Entries with figure data:
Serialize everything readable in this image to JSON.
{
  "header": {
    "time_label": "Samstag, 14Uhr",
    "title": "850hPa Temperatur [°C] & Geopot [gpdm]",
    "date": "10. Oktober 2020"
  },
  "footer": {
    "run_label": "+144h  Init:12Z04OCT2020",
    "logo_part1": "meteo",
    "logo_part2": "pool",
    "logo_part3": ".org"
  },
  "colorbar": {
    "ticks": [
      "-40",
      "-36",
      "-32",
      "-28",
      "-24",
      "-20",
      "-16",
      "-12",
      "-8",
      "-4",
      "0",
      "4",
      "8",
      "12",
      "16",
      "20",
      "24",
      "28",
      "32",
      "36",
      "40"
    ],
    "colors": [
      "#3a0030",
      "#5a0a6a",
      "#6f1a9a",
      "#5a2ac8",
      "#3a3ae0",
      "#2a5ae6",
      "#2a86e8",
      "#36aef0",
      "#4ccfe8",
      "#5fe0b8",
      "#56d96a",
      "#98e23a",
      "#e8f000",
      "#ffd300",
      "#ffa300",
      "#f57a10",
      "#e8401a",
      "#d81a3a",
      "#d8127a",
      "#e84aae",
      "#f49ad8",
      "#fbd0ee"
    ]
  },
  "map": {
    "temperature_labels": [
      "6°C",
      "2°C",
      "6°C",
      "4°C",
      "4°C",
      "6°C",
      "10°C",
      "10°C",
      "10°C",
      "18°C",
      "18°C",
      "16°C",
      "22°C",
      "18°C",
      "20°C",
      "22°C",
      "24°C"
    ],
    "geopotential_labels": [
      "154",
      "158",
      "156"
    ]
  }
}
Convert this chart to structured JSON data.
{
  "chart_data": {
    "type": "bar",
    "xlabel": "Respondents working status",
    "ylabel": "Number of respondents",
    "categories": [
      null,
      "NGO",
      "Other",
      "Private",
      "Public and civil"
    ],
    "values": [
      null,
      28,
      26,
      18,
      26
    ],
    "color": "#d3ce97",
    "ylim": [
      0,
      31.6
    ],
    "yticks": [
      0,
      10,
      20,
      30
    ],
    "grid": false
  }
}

• [Aim of the exercise]: List all lines holding the string "this".

• [Written response]:
Serialize everything readable in this image to JSON.
Convert this chart to structured JSON data.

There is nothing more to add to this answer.